◆ **Record extracts**
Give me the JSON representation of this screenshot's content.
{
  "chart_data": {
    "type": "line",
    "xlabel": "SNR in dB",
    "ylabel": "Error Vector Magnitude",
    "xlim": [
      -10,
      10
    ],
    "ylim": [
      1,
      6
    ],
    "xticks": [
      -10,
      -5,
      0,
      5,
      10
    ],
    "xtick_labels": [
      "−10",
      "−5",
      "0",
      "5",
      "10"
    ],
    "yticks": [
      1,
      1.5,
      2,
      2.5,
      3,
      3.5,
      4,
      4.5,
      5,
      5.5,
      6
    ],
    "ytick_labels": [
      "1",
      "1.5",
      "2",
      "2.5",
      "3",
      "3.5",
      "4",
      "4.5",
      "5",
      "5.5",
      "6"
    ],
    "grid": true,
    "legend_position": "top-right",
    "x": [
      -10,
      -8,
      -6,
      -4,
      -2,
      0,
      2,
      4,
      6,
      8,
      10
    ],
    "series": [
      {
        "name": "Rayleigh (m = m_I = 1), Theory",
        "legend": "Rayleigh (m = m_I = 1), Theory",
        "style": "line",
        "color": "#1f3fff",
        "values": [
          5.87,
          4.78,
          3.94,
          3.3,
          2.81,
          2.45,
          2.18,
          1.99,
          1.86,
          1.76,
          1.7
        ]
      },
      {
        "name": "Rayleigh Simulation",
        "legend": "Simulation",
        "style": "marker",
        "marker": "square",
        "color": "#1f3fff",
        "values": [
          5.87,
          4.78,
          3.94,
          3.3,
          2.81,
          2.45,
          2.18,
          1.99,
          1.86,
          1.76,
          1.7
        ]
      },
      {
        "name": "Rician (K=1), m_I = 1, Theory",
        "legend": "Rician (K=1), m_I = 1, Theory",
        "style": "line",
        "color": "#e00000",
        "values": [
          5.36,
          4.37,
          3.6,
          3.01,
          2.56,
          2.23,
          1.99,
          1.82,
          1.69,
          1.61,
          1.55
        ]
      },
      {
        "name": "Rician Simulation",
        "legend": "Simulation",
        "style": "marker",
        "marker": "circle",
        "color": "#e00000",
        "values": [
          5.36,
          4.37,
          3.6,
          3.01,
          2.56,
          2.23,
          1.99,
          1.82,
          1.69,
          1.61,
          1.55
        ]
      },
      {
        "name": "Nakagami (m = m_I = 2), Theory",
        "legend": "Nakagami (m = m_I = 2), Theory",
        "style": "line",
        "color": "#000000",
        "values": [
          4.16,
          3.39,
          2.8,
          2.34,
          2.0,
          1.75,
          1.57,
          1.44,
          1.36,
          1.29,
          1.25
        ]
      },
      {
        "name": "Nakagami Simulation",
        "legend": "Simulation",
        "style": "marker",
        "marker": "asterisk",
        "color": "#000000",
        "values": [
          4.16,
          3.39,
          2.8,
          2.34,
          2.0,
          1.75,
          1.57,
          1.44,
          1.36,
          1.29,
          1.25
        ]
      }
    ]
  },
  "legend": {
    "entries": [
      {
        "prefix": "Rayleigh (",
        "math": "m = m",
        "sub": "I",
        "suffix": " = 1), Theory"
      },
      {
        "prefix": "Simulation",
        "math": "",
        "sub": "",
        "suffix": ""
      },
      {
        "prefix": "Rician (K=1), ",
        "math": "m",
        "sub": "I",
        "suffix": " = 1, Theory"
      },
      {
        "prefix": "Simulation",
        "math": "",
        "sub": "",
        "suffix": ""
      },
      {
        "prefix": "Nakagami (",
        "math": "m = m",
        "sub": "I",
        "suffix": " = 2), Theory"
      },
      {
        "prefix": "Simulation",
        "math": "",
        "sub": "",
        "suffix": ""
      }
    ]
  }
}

◆ **Work required**
Copy every single line of the material above that holds "Rayleigh".

◆ **The answer**
        "name": "Rayleigh (m = m_I = 1), Theory",
        "legend": "Rayleigh (m = m_I = 1), Theory",
        "name": "Rayleigh Simulation",
        "prefix": "Rayleigh (",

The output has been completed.